All that, and only then did the driver belatedly enter the story.

None of the other children were injured, Officer Petry said. The driver of the truck, who stayed on the scene, was uninjured. He was not charged, the police said.

Granted, it's important to know whether this was one of those newfangled driverless pickup trucks -- and it wasn't -- but moreover, given that the pickup truck hit the boy, why not charge the pickup truck, or not ... seeing as we seldom charge the driver?

Or do we always lede by blaming the vehicle so there's a reason not to think about the driver's role? Except, of course, the authorities would have gone after the driver full bore had he been drunk, as opposed to sober.

It's all very confusing.

Couldn't we just charge drivers who kill people?

Isn't that important?

Sunday, November 27, 2016

In Sicily, too: Put down your device and pay attention to driving.


The Sicilian debriefing might take a while, but in the interim, I'll simply note that our Mt. Etna excursion driver/guide offered scathing comments about the encroachment of distracted drivers in his neck of the woods. Given that driving in a place like Sicily involves a good deal more negotiation than we're accustomed to indulging in L'America, my hunch is that enforcement there eventually will be as draconian as the drunk driving laws, which typically involve zero tolerance.

Stored items from a collection
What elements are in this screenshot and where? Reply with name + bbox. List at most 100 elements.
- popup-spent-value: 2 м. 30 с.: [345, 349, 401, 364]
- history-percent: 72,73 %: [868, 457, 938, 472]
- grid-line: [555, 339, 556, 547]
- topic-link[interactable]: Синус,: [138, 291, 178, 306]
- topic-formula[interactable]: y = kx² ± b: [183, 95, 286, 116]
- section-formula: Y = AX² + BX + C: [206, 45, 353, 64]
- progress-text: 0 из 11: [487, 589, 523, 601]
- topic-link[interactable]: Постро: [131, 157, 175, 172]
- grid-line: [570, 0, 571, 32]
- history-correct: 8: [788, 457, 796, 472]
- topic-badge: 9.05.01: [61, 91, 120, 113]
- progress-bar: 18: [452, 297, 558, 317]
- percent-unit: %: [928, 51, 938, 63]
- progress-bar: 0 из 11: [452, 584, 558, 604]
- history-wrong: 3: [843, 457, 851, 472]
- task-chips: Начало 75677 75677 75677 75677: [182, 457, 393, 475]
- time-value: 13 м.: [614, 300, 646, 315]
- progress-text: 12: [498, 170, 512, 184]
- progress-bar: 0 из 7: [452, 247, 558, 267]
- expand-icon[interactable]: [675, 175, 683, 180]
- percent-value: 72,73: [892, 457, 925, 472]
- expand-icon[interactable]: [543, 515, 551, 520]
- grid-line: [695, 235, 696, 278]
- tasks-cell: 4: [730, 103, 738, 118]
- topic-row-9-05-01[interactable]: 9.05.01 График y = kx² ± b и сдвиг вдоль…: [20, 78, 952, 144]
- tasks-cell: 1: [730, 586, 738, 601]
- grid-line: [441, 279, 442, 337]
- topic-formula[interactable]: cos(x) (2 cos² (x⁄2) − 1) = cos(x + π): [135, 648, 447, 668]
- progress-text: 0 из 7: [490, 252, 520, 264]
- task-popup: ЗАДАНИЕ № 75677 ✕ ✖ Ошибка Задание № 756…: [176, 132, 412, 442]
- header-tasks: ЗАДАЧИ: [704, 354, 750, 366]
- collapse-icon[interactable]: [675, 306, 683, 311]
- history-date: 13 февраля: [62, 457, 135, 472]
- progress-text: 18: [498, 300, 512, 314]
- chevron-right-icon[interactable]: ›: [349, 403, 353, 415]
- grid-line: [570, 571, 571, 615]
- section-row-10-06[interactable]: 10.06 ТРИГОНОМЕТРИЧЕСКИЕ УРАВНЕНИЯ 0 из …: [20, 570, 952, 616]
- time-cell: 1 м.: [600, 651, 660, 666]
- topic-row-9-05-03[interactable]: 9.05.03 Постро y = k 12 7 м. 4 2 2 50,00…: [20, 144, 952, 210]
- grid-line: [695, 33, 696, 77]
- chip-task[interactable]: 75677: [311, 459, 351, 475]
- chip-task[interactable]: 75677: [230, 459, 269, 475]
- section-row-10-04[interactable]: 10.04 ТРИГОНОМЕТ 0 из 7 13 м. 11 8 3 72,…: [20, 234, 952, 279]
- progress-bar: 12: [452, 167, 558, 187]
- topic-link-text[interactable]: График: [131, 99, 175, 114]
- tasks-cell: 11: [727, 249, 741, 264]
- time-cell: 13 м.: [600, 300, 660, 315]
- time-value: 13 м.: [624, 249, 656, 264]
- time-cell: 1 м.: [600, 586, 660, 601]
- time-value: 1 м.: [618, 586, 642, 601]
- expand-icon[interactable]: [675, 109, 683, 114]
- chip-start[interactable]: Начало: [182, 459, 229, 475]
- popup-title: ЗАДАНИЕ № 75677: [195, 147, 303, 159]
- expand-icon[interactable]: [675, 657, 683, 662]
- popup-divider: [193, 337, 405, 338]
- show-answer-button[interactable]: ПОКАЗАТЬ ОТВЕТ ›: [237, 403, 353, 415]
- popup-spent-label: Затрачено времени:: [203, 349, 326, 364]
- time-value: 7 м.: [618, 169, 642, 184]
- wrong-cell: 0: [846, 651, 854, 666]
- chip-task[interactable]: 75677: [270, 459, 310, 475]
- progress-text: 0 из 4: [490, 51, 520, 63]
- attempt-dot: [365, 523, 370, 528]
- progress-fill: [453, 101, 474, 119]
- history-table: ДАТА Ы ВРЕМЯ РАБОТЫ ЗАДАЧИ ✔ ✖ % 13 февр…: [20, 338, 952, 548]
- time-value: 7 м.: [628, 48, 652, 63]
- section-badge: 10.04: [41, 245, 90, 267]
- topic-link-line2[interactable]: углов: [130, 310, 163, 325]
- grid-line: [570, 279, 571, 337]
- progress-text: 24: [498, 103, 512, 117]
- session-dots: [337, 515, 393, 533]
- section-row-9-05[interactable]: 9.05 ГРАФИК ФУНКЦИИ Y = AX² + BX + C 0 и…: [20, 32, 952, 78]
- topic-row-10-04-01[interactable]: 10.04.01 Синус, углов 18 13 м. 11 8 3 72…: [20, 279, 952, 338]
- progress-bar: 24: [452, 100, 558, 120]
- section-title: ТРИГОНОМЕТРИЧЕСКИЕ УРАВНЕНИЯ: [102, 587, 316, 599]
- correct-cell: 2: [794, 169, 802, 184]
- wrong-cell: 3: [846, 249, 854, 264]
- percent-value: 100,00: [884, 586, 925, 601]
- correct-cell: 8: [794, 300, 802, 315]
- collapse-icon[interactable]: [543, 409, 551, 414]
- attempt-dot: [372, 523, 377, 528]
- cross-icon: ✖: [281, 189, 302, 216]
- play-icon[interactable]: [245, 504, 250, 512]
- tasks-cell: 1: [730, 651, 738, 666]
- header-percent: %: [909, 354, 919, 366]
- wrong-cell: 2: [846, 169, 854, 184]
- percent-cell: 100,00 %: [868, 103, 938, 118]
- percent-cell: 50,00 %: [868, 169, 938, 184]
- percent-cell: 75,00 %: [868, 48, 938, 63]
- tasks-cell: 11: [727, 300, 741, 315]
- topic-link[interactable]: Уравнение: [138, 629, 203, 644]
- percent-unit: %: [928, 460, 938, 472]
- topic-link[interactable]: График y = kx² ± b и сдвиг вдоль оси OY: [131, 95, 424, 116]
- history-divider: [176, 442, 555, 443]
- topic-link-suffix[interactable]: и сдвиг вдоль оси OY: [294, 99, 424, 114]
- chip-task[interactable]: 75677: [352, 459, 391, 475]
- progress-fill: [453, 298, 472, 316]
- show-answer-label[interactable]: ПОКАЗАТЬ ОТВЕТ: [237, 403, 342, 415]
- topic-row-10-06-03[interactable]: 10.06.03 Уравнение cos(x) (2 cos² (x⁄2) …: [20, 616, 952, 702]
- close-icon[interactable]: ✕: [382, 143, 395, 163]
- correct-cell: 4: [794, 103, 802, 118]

DIRECTIVE 1.
In the driving blog excerpt, what did the Mt. Etna excursion driver/guide make scathing comments about?
DIRECTIVE 2.
Write out the driving blog excerpt again starting with "Isn't that important?" and going on through "involve zero tolerance.", switching "draconian" to "harsh".
These records were drawn from a separate source.

CORRECT ANSWER 1.
He made scathing comments about the encroachment of distracted drivers in his neck of the woods.

CORRECT ANSWER 2.
Isn't that important?

Sunday, November 27, 2016

In Sicily, too: Put down your device and pay attention to driving.


The Sicilian debriefing might take a while, but in the interim, I'll simply note that our Mt. Etna excursion driver/guide offered scathing comments about the encroachment of distracted drivers in his neck of the woods. Given that driving in a place like Sicily involves a good deal more negotiation than we're accustomed to indulging in L'America, my hunch is that enforcement there eventually will be as harsh as the drunk driving laws, which typically involve zero tolerance.